- [Work item]:
Go line by line through the listing below and copy those that hold "name".

--- Provided entries ---

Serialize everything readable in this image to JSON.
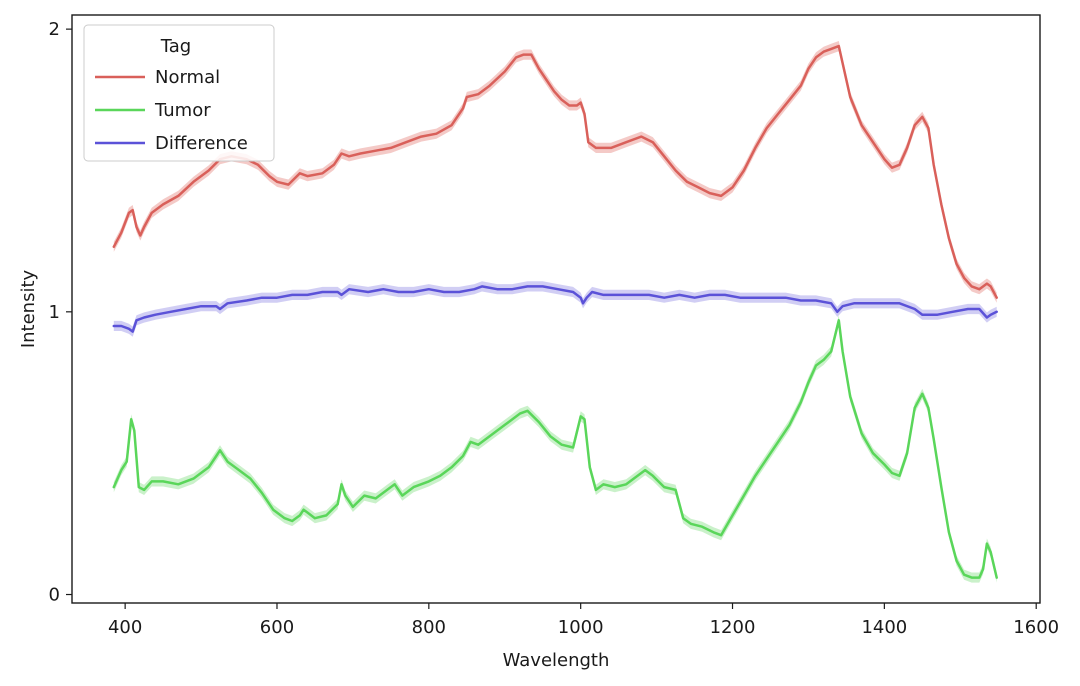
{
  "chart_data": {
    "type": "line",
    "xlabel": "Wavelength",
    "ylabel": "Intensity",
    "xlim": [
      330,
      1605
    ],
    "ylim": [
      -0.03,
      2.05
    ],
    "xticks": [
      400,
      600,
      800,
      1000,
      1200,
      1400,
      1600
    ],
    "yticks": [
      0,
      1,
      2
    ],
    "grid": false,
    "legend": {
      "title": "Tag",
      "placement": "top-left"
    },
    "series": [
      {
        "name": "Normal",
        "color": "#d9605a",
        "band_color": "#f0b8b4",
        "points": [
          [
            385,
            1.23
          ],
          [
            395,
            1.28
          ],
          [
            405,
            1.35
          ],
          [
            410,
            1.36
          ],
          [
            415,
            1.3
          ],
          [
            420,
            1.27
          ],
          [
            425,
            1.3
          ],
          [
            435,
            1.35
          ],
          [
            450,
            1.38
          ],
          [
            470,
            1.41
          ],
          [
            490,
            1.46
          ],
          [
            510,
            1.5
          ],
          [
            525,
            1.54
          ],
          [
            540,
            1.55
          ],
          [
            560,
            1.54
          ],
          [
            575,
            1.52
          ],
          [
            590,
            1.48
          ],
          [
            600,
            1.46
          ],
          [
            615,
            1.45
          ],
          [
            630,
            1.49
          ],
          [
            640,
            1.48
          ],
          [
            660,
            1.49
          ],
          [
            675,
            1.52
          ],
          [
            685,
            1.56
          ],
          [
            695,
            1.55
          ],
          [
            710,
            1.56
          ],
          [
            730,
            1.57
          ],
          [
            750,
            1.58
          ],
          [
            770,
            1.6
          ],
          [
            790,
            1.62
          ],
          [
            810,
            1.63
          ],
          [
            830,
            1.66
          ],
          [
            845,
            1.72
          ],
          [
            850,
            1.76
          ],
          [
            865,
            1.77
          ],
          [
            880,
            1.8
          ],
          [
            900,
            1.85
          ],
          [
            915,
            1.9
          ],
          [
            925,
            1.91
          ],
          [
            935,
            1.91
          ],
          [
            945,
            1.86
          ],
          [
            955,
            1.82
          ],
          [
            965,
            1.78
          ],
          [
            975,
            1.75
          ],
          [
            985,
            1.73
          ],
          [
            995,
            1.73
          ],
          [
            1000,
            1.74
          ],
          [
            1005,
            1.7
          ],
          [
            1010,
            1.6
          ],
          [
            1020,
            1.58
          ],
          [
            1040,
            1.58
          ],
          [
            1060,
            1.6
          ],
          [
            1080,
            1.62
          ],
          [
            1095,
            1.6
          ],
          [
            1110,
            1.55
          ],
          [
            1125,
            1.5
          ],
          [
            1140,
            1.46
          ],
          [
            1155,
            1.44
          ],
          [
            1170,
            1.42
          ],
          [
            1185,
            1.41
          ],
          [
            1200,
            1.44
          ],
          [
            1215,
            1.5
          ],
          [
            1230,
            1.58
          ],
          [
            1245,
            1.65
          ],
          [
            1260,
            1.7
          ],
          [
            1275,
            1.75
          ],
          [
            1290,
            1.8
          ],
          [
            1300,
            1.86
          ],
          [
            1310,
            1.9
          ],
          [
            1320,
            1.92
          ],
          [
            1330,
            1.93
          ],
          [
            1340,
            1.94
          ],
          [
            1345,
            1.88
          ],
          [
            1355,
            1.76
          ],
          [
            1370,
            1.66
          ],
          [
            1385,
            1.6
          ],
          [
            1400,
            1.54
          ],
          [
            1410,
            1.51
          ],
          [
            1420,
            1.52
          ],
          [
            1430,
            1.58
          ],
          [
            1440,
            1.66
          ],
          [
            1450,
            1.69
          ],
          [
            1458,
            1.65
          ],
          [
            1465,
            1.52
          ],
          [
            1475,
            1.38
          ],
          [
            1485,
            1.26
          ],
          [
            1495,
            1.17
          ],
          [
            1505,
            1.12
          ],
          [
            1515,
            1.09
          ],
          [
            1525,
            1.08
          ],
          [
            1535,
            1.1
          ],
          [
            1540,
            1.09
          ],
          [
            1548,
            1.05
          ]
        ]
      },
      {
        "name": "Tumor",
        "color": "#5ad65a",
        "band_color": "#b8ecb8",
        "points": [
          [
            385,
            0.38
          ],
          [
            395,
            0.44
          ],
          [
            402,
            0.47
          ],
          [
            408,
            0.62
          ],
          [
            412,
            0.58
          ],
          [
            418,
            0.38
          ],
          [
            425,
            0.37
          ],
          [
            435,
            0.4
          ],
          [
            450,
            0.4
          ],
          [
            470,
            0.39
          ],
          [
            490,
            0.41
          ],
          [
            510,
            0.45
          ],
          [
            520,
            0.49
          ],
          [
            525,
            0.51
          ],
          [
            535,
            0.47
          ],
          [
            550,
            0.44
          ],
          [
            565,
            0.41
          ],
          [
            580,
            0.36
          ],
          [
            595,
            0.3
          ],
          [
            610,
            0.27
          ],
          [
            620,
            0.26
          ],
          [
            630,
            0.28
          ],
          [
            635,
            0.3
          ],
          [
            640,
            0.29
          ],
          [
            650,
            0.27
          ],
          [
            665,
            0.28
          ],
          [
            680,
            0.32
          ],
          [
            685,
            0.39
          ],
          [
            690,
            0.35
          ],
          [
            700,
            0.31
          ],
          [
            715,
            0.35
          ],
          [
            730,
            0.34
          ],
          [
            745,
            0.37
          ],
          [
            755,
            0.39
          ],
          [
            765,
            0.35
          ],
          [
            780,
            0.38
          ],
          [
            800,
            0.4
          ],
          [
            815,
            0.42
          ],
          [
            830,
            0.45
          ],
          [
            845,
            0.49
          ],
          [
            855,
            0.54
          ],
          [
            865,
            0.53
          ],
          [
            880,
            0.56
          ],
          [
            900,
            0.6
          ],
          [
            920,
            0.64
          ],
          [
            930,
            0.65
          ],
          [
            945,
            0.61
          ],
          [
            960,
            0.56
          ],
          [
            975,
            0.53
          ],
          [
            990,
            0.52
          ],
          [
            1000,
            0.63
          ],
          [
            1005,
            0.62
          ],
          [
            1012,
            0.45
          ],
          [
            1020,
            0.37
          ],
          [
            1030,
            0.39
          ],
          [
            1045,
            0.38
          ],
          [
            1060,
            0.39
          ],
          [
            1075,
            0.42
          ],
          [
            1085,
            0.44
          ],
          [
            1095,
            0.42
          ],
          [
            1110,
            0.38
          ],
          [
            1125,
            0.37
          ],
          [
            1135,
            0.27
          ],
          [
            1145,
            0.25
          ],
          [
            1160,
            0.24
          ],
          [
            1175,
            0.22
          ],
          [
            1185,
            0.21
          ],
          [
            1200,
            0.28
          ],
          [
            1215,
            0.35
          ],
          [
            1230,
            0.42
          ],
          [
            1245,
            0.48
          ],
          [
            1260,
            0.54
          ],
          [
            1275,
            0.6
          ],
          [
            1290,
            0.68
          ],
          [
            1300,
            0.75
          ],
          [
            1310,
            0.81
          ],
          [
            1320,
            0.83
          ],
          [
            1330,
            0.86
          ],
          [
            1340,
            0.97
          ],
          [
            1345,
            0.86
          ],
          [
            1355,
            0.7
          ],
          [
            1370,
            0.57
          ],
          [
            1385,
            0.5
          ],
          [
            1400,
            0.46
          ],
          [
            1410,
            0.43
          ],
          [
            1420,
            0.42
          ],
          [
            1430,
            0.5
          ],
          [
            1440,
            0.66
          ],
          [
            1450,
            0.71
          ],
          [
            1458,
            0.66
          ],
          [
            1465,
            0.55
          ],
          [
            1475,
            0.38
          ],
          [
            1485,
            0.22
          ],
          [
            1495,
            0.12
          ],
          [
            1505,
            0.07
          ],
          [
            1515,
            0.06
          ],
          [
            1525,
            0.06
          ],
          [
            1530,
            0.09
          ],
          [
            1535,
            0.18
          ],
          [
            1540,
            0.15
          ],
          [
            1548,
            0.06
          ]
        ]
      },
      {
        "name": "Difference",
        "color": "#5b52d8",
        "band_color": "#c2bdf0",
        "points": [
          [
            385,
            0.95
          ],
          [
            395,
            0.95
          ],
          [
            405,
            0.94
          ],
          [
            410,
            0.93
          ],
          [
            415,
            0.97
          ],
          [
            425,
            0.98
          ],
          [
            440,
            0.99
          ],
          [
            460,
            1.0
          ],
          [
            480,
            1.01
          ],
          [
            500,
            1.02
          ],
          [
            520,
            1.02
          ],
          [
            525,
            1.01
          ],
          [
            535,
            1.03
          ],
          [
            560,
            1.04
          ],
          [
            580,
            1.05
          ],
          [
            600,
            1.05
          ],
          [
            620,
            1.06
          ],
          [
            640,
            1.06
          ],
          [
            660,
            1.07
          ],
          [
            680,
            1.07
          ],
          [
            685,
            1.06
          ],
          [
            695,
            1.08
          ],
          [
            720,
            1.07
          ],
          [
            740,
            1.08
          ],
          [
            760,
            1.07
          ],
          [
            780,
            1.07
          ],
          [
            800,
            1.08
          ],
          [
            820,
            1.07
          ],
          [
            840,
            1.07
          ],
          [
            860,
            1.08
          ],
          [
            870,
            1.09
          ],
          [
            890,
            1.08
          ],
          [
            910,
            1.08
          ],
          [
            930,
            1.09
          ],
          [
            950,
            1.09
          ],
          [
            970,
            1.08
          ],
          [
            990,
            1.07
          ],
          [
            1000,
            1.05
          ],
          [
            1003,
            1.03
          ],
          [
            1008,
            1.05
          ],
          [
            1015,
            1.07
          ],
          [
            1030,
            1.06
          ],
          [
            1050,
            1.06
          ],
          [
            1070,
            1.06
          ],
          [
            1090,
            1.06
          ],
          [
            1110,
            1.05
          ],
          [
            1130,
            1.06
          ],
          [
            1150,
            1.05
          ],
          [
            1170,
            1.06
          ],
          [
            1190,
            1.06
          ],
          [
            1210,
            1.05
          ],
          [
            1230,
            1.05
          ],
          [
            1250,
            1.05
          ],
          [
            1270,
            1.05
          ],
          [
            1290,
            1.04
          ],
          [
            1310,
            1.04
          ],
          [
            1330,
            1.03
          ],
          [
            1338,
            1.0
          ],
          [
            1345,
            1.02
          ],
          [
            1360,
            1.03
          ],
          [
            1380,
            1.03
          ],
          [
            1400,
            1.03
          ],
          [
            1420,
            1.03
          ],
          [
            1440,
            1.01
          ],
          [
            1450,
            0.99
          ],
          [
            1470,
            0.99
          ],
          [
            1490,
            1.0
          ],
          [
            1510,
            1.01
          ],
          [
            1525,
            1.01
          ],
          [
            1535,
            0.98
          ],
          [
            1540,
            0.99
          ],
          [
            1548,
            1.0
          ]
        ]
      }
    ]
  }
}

---

- [Task response]:
        "name": "Normal",
        "name": "Tumor",
        "name": "Difference",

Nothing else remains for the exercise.